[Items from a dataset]

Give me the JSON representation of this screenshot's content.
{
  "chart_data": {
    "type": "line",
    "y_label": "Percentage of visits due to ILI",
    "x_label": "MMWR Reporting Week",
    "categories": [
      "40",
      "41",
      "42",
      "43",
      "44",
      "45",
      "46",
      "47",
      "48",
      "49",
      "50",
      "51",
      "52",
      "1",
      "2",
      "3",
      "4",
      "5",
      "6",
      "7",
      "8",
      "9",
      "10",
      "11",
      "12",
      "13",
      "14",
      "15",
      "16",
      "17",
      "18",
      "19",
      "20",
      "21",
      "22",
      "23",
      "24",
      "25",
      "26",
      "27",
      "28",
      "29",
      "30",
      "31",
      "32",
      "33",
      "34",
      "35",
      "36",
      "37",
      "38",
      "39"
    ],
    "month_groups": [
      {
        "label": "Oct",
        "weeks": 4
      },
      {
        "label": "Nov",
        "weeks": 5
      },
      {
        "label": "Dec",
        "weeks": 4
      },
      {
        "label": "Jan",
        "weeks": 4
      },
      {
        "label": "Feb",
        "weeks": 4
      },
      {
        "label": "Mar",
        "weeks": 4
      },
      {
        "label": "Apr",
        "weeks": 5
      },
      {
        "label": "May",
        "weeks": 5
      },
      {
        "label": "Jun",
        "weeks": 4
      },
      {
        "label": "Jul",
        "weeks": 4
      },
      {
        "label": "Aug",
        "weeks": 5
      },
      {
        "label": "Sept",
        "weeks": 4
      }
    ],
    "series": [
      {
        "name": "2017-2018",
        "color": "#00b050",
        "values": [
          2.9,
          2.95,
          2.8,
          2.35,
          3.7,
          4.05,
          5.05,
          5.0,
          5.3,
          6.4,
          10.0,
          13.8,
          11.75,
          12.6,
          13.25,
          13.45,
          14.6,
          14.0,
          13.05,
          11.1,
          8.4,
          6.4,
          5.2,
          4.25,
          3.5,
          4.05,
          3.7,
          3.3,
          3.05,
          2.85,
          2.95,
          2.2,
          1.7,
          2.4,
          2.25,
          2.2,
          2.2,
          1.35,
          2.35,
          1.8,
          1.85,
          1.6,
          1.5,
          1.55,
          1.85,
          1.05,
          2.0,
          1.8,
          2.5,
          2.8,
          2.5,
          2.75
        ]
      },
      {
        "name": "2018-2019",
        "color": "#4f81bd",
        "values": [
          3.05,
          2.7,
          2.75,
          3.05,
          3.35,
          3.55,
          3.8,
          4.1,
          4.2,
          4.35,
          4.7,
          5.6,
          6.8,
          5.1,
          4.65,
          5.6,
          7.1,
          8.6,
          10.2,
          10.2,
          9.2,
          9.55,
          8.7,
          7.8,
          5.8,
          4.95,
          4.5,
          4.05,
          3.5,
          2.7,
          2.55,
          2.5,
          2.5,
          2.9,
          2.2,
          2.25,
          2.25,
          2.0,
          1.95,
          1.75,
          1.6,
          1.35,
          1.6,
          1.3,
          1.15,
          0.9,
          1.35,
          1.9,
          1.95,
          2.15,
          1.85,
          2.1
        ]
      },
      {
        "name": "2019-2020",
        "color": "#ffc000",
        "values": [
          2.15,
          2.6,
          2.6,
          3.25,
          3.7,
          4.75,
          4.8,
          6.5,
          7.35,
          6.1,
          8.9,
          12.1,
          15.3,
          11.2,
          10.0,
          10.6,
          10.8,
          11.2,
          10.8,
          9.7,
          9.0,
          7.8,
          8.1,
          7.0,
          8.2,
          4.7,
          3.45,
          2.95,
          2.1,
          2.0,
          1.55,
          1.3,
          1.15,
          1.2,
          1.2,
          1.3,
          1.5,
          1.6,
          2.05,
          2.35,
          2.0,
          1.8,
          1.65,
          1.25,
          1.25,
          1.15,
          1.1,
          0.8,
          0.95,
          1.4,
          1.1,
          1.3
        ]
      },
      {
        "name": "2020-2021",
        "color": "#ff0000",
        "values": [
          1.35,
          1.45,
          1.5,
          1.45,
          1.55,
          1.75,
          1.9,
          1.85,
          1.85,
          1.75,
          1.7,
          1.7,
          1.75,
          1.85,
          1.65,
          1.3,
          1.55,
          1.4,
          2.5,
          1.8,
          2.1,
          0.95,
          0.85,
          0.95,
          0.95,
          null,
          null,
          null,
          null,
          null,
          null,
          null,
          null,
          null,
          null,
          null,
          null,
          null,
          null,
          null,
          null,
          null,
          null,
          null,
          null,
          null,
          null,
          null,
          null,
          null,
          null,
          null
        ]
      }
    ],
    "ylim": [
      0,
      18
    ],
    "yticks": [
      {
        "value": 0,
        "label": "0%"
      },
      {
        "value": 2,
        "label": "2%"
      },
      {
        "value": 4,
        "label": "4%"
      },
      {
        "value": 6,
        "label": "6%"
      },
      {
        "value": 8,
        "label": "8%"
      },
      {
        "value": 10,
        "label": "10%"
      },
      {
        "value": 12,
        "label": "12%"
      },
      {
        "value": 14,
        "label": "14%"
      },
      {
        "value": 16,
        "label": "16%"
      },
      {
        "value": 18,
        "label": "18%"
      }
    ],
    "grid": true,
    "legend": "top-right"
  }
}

# Task to carry out
From the records above, report the count of lines containing "color" and nothing more.

# Full answer
4